> **Source data**
◇ ◇ ◇ ◇ ◇
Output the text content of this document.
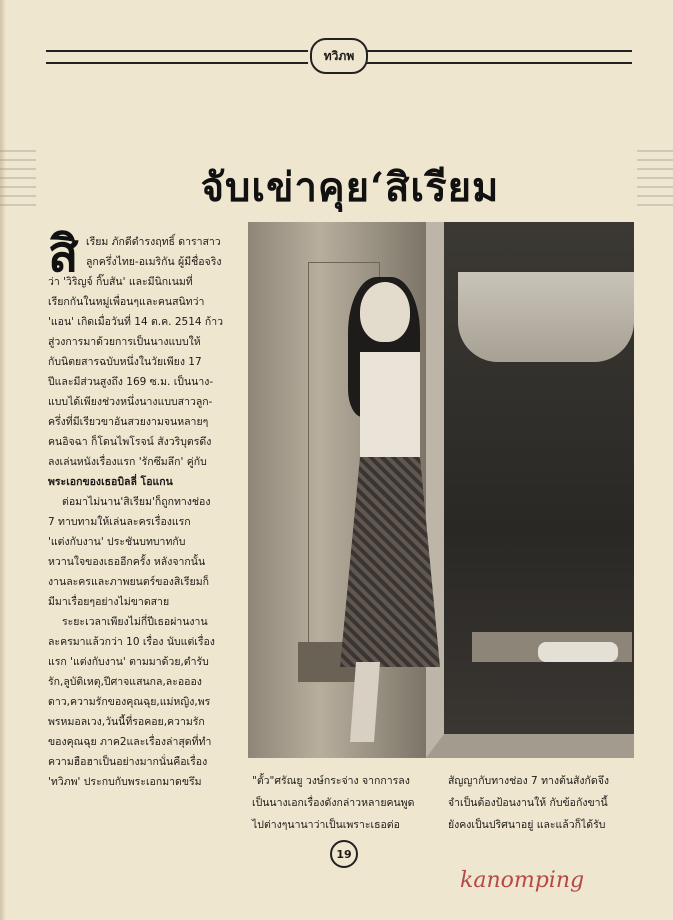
ทวิภพ
จับเข่าคุย‘สิเรียม
สิ เรียม ภักดีดำรงฤทธิ์ ดาราสาว

ลูกครึ่งไทย-อเมริกัน ผู้มีชื่อจริง

ว่า 'วิริญจ์ กิ๊บสัน' และมีนิกเนมที่

เรียกกันในหมู่เพื่อนๆและคนสนิทว่า

'แอน' เกิดเมื่อวันที่ 14 ต.ค. 2514 ก้าว

สู่วงการมาด้วยการเป็นนางแบบให้

กับนิตยสารฉบับหนึ่งในวัยเพียง 17

ปีและมีส่วนสูงถึง 169 ซ.ม. เป็นนาง-

แบบได้เพียงช่วงหนึ่งนางแบบสาวลูก-

ครึ่งที่มีเรียวขาอันสวยงามจนหลายๆ

คนอิจฉา ก็โดนไพโรจน์ สังวริบุตรดึง

ลงเล่นหนังเรื่องแรก 'รักซึมลึก' คู่กับ

พระเอกของเธอบิลลี่ โอแกน

ต่อมาไม่นาน'สิเรียม'ก็ถูกทางช่อง

7 ทาบทามให้เล่นละครเรื่องแรก

'แต่งกับงาน' ประชันบทบาทกับ

หวานใจของเธออีกครั้ง หลังจากนั้น

งานละครและภาพยนตร์ของสิเรียมก็

มีมาเรื่อยๆอย่างไม่ขาดสาย

ระยะเวลาเพียงไม่กี่ปีเธอผ่านงาน

ละครมาแล้วกว่า 10 เรื่อง นับแต่เรื่อง

แรก 'แต่งกับงาน' ตามมาด้วย,ตำรับ

รัก,ลูบัติเหตุ,ปีศาจแสนกล,ละอออง

ดาว,ความรักของคุณฉุย,แม่หญิง,พร

พรหมอลเวง,วันนี้ที่รอคอย,ความรัก

ของคุณฉุย ภาค2และเรื่องล่าสุดที่ทำ

ความฮือฮาเป็นอย่างมากนั่นคือเรื่อง

'ทวิภพ' ประกบกับพระเอกมาดขรึม	"ตั้ว"ศรัณยู วงษ์กระจ่าง จากการลง

เป็นนางเอกเรื่องดังกล่าวหลายคนพูด

ไปต่างๆนานาว่าเป็นเพราะเธอต่อ

สัญญากับทางช่อง 7 ทางต้นสังกัดจึง

จำเป็นต้องป้อนงานให้ กับข้อกังขานี้

ยังคงเป็นปริศนาอยู่ และแล้วก็ได้รับ

19
kanomping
◇ ◇ ◇ ◇ ◇
> **Given task**
Show every line from the listing above in which the string "องแรก" appears.

> **Reply to the exercise**
ลงเล่นหนังเรื่องแรก 'รักซึมลึก' คู่กับ
7 ทาบทามให้เล่นละครเรื่องแรก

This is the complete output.